課題一覧
1: ダウン症の俳優・吉田葵についての記事から、「俳優のザック・ゴッツァーゲン」で始まり「としている。(全3回、後編)」までの部分を、一字も変えずに出力してください。
2: ダウン症の俳優・吉田葵についての記事によると、ダウン症の人はどんなことが得意な場合が多いとされていますか。
3: ダウン症の俳優・吉田葵についての記事の続きを、最後の文の次から書き足してください。

提示された本文
──────────

葵を中心に家族の笑顔は絶えない(撮影:加治屋誠) 画像を見る

【中編】ダウン症の俳優・吉田葵(17) 「『この子は将来、ドラマに出るんだよ』と話しても、絶対に信じないでしょうね」障がいのある子を持った母の葛藤 より続く

 

俳優のザック・ゴッツァーゲンはアカデミー賞授賞式でプレゼンターを務め、モデルのマデリン・スチュアートはニューヨークのランウェイを闊歩、ジェイミー・ブルーワーは人気ドラマ『アメリカン・ホラー・ストーリー』の常連キャストに……。

 

アメリカではダウン症でありながらさまざまな分野で活躍するセレブは多い。そして日本でも、一人の“ダウン症のあるスター”が生まれようとしている。(全3回、後編)

 

■ダウン症の子にも得意不得意があって、葵は『静』より『動』でした

 

ダウン症の人は、視覚が優位でほかの子のまねが得意なことが多いという。

──────────

対象の記録
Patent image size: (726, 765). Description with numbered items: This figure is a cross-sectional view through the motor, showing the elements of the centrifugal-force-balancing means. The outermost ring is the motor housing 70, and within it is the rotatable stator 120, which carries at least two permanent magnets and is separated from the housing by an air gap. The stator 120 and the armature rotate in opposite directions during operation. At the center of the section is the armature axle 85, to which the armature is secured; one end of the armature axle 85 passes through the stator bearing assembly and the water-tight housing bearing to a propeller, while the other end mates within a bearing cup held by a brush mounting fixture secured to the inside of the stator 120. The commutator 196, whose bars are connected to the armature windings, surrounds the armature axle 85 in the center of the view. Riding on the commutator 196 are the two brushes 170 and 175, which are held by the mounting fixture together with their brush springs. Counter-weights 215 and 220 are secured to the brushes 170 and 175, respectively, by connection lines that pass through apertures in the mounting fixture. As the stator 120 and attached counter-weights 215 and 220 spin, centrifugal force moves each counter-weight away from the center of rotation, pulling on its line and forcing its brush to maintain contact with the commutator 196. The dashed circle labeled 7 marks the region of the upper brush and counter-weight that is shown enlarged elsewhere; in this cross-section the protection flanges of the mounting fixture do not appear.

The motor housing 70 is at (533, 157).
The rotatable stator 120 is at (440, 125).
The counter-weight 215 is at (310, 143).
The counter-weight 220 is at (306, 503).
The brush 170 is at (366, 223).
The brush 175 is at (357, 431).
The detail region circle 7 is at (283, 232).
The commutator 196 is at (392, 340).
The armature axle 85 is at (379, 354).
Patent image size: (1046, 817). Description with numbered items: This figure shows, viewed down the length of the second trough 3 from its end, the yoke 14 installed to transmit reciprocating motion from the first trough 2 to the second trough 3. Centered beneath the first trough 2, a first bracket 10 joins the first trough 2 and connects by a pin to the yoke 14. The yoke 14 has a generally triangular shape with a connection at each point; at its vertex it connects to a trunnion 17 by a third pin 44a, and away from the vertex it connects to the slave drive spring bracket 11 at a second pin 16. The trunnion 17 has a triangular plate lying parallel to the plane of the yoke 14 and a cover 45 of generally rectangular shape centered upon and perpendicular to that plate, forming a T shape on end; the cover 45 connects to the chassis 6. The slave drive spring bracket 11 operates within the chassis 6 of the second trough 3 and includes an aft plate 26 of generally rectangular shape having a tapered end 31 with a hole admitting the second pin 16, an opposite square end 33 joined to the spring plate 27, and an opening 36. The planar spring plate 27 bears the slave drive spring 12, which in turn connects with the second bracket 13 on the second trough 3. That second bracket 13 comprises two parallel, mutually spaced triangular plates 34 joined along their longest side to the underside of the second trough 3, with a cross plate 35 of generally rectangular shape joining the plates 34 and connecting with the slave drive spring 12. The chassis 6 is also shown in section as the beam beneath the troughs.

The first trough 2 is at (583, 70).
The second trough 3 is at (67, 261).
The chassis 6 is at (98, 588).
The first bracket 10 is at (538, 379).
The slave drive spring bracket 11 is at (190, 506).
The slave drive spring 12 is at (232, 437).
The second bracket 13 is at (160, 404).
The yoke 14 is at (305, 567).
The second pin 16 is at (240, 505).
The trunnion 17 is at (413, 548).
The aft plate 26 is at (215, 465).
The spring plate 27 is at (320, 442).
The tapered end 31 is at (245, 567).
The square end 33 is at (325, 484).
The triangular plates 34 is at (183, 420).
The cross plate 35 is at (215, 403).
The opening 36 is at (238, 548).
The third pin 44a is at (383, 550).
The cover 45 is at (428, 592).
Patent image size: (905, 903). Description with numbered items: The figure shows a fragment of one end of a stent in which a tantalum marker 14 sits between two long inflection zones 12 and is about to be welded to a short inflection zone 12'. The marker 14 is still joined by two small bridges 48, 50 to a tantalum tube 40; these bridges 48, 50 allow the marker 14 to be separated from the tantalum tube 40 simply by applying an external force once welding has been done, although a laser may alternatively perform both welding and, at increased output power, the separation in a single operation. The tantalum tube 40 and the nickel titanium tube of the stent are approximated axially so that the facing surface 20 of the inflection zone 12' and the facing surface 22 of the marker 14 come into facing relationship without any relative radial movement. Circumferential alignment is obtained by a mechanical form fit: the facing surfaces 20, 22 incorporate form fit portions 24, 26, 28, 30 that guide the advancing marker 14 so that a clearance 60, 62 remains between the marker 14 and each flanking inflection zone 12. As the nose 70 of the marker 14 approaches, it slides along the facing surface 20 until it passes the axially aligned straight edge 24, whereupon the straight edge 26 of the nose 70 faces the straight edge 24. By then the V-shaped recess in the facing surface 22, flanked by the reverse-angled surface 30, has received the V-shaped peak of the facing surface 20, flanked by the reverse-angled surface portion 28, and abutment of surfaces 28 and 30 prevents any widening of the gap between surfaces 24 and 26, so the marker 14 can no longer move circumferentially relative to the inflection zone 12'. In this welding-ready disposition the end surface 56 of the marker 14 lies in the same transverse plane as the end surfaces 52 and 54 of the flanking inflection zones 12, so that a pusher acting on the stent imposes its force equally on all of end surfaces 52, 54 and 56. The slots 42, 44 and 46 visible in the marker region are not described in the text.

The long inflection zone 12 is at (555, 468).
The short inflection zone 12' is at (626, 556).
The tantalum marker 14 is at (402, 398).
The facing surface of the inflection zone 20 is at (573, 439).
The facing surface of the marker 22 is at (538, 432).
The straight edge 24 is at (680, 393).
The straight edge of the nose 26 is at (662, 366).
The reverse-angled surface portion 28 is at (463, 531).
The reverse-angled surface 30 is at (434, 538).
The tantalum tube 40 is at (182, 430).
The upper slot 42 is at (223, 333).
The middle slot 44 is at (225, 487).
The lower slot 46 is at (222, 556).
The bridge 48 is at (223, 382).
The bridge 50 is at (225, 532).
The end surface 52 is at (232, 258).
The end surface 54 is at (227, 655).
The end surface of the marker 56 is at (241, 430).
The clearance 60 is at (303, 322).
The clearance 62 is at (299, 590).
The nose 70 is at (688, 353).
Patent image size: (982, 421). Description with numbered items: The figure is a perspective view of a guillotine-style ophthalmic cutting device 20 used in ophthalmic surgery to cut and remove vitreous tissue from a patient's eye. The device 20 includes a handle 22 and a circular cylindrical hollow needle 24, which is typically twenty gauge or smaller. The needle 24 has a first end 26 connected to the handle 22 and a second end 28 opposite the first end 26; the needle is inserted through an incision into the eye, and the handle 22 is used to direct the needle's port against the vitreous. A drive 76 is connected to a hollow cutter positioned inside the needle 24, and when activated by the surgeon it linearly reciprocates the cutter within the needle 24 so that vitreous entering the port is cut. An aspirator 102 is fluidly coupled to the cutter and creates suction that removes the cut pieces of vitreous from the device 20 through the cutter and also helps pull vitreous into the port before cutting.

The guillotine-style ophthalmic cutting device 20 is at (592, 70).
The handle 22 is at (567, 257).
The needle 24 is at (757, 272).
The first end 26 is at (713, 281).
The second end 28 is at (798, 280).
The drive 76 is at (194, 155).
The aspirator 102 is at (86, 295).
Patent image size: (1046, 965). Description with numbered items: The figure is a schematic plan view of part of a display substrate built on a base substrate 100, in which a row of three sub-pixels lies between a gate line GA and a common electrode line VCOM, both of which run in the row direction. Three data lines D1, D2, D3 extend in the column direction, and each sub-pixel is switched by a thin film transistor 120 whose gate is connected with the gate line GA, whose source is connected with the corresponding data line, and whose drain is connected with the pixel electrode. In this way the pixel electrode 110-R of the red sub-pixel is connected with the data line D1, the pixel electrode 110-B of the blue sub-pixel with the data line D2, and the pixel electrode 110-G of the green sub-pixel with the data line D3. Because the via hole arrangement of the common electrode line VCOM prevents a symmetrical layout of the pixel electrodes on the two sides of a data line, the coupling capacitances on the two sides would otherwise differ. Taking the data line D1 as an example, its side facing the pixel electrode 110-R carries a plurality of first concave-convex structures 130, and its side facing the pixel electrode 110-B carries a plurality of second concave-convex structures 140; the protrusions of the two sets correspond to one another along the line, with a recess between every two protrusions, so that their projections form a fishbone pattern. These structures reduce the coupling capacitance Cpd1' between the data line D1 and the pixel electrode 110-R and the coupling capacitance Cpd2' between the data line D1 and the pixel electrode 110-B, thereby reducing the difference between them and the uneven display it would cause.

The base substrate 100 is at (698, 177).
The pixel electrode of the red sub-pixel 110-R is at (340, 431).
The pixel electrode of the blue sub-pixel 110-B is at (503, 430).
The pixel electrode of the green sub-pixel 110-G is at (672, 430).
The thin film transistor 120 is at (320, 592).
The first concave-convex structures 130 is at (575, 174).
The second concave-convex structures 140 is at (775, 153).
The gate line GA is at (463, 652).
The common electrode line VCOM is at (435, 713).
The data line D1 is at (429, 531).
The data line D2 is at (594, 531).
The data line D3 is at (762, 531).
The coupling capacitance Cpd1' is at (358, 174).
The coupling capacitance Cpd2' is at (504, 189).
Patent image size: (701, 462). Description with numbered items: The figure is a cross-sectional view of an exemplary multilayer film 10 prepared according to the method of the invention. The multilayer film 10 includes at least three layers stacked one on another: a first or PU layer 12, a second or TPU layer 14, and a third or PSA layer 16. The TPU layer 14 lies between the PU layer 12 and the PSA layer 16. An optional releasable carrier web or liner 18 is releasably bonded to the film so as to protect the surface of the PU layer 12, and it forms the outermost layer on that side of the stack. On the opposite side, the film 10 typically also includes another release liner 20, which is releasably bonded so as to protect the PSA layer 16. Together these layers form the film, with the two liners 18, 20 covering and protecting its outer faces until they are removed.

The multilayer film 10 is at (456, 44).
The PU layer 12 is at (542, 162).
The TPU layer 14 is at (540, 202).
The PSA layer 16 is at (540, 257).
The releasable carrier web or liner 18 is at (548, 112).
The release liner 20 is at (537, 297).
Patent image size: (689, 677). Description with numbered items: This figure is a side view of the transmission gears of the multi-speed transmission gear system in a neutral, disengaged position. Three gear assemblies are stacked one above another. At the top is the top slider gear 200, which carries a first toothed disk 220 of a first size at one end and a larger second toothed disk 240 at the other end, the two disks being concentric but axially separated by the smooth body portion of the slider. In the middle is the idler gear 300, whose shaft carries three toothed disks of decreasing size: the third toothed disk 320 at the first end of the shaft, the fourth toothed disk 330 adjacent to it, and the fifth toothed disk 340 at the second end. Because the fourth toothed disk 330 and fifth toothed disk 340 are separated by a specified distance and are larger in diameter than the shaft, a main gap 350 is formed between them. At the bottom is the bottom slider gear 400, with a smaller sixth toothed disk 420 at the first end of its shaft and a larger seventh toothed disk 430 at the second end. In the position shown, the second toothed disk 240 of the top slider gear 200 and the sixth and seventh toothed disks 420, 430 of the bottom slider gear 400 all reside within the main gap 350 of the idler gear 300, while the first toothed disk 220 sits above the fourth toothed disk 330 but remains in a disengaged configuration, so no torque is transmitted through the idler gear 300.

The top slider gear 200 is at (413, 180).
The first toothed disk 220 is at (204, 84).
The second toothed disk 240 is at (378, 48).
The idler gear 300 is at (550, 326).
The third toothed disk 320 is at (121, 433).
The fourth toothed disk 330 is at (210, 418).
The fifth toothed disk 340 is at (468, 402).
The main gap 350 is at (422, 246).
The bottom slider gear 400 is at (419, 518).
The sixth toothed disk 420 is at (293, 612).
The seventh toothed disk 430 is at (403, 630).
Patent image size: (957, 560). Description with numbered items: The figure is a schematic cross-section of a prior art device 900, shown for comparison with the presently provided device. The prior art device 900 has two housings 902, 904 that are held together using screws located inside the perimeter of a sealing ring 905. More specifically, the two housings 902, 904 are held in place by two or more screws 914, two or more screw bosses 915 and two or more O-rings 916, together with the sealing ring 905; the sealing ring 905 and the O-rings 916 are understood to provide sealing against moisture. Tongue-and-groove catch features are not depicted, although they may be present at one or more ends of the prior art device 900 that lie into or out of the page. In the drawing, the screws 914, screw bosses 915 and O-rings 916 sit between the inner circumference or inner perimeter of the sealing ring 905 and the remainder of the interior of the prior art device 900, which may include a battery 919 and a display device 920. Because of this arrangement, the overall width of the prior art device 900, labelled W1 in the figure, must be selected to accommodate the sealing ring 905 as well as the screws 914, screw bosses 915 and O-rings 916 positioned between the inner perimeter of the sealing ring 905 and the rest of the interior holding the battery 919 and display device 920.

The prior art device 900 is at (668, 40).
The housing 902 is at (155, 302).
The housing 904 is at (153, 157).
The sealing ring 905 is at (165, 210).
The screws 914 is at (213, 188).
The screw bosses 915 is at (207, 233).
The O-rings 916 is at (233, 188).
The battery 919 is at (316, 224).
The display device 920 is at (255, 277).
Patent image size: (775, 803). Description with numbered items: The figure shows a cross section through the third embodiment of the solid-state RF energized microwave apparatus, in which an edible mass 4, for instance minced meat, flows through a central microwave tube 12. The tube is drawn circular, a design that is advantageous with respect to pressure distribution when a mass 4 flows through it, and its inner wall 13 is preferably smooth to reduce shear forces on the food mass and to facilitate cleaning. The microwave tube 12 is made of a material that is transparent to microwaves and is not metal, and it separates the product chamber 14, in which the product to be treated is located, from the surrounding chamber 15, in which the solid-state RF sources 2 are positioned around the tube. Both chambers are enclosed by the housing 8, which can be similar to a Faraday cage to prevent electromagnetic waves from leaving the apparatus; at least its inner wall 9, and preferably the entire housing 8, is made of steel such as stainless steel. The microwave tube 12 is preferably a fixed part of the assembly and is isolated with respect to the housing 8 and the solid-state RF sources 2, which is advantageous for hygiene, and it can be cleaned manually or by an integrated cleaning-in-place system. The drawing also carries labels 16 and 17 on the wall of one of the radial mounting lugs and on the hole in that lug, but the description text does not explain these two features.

──────────

課題の解答
1:
俳優のザック・ゴッツァーゲンはアカデミー賞授賞式でプレゼンターを務め、モデルのマデリン・スチュアートはニューヨークのランウェイを闊歩、ジェイミー・ブルーワーは人気ドラマ『アメリカン・ホラー・ストーリー』の常連キャストに……。

 

アメリカではダウン症でありながらさまざまな分野で活躍するセレブは多い。そして日本でも、一人の“ダウン症のあるスター”が生まれようとしている。(全3回、後編)

2: ほかの子のまねです。

3:
 

「東京に戻って入った幼稚園では、ブランコでも滑り台でも、ほかの子がやれば僕もやってみたいとまねをして、いつの間にかできるようになる。言葉も運動も急にいろいろできるようになりました」

 

小学1~2年生は通常学級へ、小学3年生からは特別支援学級に通い始めた。兄の匡志さんは当時ダンス教室に通っていたが、付き添いでついていった葵は、スタジオの隅でずっと踊っていたという。

 

「ダウン症の子にも得意不得意があって、絵を描いたり、書道をしたりすることで個性を発揮する子もいます。でも、葵は『静』より『動』でした。

 

画用紙やクレヨンを用意しても、バーッと描いては、どこかに行ってしまうタイプ。じっくり座っているよりも、体を動かしているほうがいいので、リトミック教室に通わせることにしました」

 

中学生になってからは殺陣に興味を持ち、芸能事務所に登録。レッスンを受けているときに映画『PERFECT DAYS』への出演話が舞い込んできた。

 

さらに、連続ドラマのオーディションがあることを知人が教えてくれた。